- **Reading text**:
In this photo provided by the Tulsa Police Department, Jacob Carl England is arrested and photographed on April 8, 2012 in Tulsa, Okla. He and a friend are charged with murder in the shooting deaths of three black men. (Photo by Tulsa Police via Getty IMages)
The mother and attorney of one of the men charged with muder in the shooting deaths of three black men in Tulsa, Okla., earlier this month are coming to his defense, saying he's not racist and was "a very good kid."
"I'm still devastated from the news. I can't wrap my head around that," Teri Alexander told CNN from a prison in McCloud, Okla., where she's serving an 18-year sentence for arson.
More from GlobalPost: Jake England, Alvin Watts charged with murder in shooting spree
Alexander's 19-year-old son, Jake England, and his friend, Alvin Watts, are charged with first-degree murder and other crimes in the April 6 shooting spree. The shootings came a day after England posted a message lamenting his father's death two years earlier "at the hands of a f–king n—-r."

- **Task**: Please reproduce the passage of the Tulsa shooting article that opens with the words containing "In this photo" and closes with "sentence for arson.".

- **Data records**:
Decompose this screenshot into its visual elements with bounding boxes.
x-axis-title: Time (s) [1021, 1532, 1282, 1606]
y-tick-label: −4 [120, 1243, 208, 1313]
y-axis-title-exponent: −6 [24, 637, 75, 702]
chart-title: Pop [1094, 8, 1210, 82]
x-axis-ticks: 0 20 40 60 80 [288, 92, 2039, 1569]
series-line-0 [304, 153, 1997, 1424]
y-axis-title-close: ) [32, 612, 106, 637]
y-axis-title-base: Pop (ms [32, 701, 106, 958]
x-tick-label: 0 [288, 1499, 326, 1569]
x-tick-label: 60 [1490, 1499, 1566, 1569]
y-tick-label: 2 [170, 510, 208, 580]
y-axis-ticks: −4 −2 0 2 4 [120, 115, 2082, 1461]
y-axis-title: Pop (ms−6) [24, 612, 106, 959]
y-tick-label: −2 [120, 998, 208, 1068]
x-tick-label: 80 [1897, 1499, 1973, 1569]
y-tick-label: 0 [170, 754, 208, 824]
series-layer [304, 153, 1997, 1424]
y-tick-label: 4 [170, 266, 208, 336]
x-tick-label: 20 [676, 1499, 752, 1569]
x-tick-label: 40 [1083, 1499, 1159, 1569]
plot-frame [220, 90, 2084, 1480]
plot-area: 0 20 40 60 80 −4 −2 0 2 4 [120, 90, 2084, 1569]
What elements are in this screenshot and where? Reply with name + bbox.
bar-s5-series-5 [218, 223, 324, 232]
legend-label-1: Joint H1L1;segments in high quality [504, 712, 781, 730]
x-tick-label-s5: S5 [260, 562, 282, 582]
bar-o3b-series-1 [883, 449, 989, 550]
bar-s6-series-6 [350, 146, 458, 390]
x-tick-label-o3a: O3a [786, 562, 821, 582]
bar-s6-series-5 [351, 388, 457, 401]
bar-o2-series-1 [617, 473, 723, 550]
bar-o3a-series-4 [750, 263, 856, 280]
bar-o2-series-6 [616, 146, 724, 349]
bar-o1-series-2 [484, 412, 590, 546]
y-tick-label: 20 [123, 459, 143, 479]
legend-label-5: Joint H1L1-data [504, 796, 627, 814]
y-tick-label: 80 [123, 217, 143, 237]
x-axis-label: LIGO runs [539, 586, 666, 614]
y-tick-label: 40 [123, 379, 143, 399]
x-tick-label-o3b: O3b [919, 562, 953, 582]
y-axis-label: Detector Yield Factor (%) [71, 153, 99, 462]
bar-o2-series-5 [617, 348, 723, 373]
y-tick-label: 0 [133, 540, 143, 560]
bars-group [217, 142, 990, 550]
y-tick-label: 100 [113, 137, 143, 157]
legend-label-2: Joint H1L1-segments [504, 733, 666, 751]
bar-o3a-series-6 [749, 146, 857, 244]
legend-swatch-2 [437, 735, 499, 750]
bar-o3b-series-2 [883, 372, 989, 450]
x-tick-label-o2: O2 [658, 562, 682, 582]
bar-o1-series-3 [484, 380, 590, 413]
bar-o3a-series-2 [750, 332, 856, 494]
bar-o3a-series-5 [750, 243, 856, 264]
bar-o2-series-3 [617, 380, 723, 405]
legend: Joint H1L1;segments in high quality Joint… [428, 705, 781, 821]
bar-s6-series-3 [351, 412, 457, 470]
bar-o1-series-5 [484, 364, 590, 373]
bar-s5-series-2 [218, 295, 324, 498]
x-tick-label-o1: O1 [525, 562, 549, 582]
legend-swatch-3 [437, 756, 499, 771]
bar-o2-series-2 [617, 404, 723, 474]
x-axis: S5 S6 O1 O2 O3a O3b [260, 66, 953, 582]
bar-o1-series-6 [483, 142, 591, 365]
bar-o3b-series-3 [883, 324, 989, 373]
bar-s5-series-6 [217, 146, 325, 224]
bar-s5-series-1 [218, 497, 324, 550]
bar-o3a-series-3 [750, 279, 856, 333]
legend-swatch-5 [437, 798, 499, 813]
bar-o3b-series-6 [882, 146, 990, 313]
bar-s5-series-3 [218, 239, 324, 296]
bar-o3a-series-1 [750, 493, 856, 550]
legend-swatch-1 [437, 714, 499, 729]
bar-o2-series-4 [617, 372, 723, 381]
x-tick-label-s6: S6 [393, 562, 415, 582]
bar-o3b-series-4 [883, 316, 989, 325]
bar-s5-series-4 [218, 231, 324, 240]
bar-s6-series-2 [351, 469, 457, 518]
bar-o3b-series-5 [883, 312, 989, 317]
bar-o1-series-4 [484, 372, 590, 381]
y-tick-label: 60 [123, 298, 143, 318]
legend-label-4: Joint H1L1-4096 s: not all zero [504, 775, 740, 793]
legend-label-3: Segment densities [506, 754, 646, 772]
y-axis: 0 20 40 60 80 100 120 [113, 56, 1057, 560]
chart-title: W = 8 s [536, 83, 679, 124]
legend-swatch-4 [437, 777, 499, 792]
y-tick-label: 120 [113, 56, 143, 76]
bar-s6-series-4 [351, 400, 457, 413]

- **Result of the task**:
In this photo provided by the Tulsa Police Department, Jacob Carl England is arrested and photographed on April 8, 2012 in Tulsa, Okla. He and a friend are charged with murder in the shooting deaths of three black men. (Photo by Tulsa Police via Getty IMages)
The mother and attorney of one of the men charged with muder in the shooting deaths of three black men in Tulsa, Okla., earlier this month are coming to his defense, saying he's not racist and was "a very good kid."
"I'm still devastated from the news. I can't wrap my head around that," Teri Alexander told CNN from a prison in McCloud, Okla., where she's serving an 18-year sentence for arson.